**GIVEN INSTRUCTION**
Can you reproduce the data beneath, keeping every line exact?
___ EXERCISE INPUT ___
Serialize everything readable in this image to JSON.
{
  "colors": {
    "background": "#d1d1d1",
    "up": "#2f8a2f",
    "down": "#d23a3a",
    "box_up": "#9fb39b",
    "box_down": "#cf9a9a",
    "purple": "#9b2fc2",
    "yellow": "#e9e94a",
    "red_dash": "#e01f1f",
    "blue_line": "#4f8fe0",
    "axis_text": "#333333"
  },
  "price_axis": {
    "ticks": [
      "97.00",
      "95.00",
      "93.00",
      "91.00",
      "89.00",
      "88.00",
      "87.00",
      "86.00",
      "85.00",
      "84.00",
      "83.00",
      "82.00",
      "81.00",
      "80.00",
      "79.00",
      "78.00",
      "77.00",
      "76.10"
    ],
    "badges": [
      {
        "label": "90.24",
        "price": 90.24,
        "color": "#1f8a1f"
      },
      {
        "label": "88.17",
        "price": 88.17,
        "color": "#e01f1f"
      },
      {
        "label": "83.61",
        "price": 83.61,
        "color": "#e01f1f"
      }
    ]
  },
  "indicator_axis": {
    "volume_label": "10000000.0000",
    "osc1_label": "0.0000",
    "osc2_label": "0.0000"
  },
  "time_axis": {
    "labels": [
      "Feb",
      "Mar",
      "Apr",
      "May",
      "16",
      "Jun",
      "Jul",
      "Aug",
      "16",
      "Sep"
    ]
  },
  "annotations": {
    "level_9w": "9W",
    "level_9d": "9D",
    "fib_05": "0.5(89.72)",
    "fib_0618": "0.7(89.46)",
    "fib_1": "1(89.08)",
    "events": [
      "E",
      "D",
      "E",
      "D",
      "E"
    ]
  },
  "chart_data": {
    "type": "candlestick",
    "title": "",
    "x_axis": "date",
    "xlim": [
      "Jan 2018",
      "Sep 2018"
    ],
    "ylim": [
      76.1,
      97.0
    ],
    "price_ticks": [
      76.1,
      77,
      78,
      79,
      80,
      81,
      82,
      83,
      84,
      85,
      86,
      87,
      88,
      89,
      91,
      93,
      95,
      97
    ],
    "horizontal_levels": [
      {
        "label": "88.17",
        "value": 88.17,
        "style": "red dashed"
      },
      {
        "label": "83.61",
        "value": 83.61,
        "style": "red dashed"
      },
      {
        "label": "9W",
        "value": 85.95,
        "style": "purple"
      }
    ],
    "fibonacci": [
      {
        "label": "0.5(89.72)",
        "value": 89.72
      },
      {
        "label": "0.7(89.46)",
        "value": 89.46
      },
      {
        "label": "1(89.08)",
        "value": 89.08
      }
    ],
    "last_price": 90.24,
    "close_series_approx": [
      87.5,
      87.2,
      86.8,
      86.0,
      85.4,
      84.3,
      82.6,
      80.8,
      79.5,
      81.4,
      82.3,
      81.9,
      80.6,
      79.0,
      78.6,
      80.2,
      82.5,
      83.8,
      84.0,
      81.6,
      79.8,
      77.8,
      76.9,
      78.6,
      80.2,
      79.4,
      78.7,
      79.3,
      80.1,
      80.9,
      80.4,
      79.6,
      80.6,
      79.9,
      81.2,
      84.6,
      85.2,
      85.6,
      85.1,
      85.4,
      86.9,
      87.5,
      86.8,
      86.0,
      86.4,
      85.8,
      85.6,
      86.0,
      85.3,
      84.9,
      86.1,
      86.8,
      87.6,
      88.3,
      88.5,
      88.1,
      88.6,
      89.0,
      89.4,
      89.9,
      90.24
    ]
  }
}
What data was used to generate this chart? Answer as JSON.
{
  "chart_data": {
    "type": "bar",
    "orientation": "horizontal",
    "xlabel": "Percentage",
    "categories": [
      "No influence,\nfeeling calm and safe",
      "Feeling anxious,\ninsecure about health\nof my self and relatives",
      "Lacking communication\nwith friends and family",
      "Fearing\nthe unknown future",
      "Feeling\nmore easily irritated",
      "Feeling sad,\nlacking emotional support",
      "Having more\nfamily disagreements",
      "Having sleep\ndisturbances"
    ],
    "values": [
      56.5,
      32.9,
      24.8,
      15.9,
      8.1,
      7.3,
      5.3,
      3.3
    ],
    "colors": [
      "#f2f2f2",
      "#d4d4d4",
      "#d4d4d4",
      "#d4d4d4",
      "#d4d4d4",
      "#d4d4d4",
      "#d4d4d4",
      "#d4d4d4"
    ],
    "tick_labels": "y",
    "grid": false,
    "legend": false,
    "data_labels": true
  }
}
___
**SOLVED PROBLEM**
Serialize everything readable in this image to JSON.
{
  "colors": {
    "background": "#d1d1d1",
    "up": "#2f8a2f",
    "down": "#d23a3a",
    "box_up": "#9fb39b",
    "box_down": "#cf9a9a",
    "purple": "#9b2fc2",
    "yellow": "#e9e94a",
    "red_dash": "#e01f1f",
    "blue_line": "#4f8fe0",
    "axis_text": "#333333"
  },
  "price_axis": {
    "ticks": [
      "97.00",
      "95.00",
      "93.00",
      "91.00",
      "89.00",
      "88.00",
      "87.00",
      "86.00",
      "85.00",
      "84.00",
      "83.00",
      "82.00",
      "81.00",
      "80.00",
      "79.00",
      "78.00",
      "77.00",
      "76.10"
    ],
    "badges": [
      {
        "label": "90.24",
        "price": 90.24,
        "color": "#1f8a1f"
      },
      {
        "label": "88.17",
        "price": 88.17,
        "color": "#e01f1f"
      },
      {
        "label": "83.61",
        "price": 83.61,
        "color": "#e01f1f"
      }
    ]
  },
  "indicator_axis": {
    "volume_label": "10000000.0000",
    "osc1_label": "0.0000",
    "osc2_label": "0.0000"
  },
  "time_axis": {
    "labels": [
      "Feb",
      "Mar",
      "Apr",
      "May",
      "16",
      "Jun",
      "Jul",
      "Aug",
      "16",
      "Sep"
    ]
  },
  "annotations": {
    "level_9w": "9W",
    "level_9d": "9D",
    "fib_05": "0.5(89.72)",
    "fib_0618": "0.7(89.46)",
    "fib_1": "1(89.08)",
    "events": [
      "E",
      "D",
      "E",
      "D",
      "E"
    ]
  },
  "chart_data": {
    "type": "candlestick",
    "title": "",
    "x_axis": "date",
    "xlim": [
      "Jan 2018",
      "Sep 2018"
    ],
    "ylim": [
      76.1,
      97.0
    ],
    "price_ticks": [
      76.1,
      77,
      78,
      79,
      80,
      81,
      82,
      83,
      84,
      85,
      86,
      87,
      88,
      89,
      91,
      93,
      95,
      97
    ],
    "horizontal_levels": [
      {
        "label": "88.17",
        "value": 88.17,
        "style": "red dashed"
      },
      {
        "label": "83.61",
        "value": 83.61,
        "style": "red dashed"
      },
      {
        "label": "9W",
        "value": 85.95,
        "style": "purple"
      }
    ],
    "fibonacci": [
      {
        "label": "0.5(89.72)",
        "value": 89.72
      },
      {
        "label": "0.7(89.46)",
        "value": 89.46
      },
      {
        "label": "1(89.08)",
        "value": 89.08
      }
    ],
    "last_price": 90.24,
    "close_series_approx": [
      87.5,
      87.2,
      86.8,
      86.0,
      85.4,
      84.3,
      82.6,
      80.8,
      79.5,
      81.4,
      82.3,
      81.9,
      80.6,
      79.0,
      78.6,
      80.2,
      82.5,
      83.8,
      84.0,
      81.6,
      79.8,
      77.8,
      76.9,
      78.6,
      80.2,
      79.4,
      78.7,
      79.3,
      80.1,
      80.9,
      80.4,
      79.6,
      80.6,
      79.9,
      81.2,
      84.6,
      85.2,
      85.6,
      85.1,
      85.4,
      86.9,
      87.5,
      86.8,
      86.0,
      86.4,
      85.8,
      85.6,
      86.0,
      85.3,
      84.9,
      86.1,
      86.8,
      87.6,
      88.3,
      88.5,
      88.1,
      88.6,
      89.0,
      89.4,
      89.9,
      90.24
    ]
  }
}
What data was used to generate this chart? Answer as JSON.
{
  "chart_data": {
    "type": "bar",
    "orientation": "horizontal",
    "xlabel": "Percentage",
    "categories": [
      "No influence,\nfeeling calm and safe",
      "Feeling anxious,\ninsecure about health\nof my self and relatives",
      "Lacking communication\nwith friends and family",
      "Fearing\nthe unknown future",
      "Feeling\nmore easily irritated",
      "Feeling sad,\nlacking emotional support",
      "Having more\nfamily disagreements",
      "Having sleep\ndisturbances"
    ],
    "values": [
      56.5,
      32.9,
      24.8,
      15.9,
      8.1,
      7.3,
      5.3,
      3.3
    ],
    "colors": [
      "#f2f2f2",
      "#d4d4d4",
      "#d4d4d4",
      "#d4d4d4",
      "#d4d4d4",
      "#d4d4d4",
      "#d4d4d4",
      "#d4d4d4"
    ],
    "tick_labels": "y",
    "grid": false,
    "legend": false,
    "data_labels": true
  }
}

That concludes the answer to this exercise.